AIM » Copy out each line of the material below that holds the string "hanno".
[Start of DATASET]
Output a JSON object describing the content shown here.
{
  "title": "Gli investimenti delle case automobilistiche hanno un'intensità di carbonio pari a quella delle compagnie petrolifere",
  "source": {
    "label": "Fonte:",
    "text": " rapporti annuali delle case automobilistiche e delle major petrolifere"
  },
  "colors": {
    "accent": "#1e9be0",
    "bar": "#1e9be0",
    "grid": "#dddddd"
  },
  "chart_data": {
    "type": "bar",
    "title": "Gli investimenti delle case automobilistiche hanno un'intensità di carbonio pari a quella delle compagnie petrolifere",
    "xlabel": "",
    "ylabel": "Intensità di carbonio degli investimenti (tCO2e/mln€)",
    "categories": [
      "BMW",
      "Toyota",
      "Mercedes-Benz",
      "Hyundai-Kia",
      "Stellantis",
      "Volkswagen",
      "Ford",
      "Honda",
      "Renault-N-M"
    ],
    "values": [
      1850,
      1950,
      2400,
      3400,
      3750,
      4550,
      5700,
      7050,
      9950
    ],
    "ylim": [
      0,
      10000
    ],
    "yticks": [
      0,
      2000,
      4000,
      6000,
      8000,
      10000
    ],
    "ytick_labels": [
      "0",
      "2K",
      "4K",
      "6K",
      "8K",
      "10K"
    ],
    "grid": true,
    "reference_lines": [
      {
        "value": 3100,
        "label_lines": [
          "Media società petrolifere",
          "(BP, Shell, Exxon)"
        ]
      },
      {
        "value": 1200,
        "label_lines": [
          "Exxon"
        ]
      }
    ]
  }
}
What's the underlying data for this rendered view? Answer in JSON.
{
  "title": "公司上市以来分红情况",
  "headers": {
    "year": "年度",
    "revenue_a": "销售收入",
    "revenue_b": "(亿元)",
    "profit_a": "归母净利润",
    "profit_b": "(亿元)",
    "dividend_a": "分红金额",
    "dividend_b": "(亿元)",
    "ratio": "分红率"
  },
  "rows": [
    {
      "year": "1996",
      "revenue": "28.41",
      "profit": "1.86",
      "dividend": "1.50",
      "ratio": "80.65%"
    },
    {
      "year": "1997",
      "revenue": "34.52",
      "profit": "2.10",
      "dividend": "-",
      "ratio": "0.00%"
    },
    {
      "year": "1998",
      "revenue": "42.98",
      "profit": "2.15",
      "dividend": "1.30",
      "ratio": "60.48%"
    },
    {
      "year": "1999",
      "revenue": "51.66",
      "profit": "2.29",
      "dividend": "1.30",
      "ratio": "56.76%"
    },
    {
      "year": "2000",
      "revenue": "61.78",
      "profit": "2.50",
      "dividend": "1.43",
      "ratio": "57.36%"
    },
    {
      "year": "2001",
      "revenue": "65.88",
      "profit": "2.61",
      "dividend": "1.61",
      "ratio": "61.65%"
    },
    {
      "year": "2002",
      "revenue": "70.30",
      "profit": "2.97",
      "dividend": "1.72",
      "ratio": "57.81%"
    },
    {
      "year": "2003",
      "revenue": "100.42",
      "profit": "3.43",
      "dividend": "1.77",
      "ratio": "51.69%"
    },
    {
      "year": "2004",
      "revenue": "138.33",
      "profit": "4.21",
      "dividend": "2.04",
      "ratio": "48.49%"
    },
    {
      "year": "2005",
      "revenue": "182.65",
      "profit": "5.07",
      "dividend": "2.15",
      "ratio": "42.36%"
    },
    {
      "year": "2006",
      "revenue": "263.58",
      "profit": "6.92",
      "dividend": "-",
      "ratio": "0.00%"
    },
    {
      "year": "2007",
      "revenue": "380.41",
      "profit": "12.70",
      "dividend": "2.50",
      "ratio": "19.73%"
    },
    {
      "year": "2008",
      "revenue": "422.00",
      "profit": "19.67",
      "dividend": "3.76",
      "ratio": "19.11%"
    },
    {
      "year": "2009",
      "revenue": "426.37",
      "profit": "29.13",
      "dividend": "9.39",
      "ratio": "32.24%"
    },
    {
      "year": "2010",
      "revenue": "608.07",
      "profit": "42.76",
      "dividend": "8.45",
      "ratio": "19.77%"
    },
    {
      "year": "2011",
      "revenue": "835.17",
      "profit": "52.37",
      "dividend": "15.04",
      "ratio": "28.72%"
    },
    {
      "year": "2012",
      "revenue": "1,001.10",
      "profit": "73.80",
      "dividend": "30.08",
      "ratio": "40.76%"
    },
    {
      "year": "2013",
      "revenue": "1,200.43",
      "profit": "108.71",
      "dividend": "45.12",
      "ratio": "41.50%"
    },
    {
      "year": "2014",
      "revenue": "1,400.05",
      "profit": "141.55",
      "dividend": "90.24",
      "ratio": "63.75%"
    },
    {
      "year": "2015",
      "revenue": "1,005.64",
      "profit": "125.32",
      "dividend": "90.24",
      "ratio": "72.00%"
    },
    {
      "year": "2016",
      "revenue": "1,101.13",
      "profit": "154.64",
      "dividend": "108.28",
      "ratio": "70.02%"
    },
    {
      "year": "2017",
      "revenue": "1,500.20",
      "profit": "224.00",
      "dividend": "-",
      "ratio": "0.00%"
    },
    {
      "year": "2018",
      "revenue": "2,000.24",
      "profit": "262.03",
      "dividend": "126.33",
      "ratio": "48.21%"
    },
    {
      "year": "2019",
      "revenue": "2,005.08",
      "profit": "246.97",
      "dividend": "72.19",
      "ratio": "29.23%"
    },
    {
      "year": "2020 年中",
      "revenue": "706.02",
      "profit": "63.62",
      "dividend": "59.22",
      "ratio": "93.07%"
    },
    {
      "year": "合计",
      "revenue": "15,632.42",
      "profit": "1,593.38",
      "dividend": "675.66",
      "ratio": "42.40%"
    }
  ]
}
[End of DATASET]
WRITTEN ANSWER »
  "title": "Gli investimenti delle case automobilistiche hanno un'intensità di carbonio pari a quella delle compagnie petrolifere",
    "title": "Gli investimenti delle case automobilistiche hanno un'intensità di carbonio pari a quella delle compagnie petrolifere",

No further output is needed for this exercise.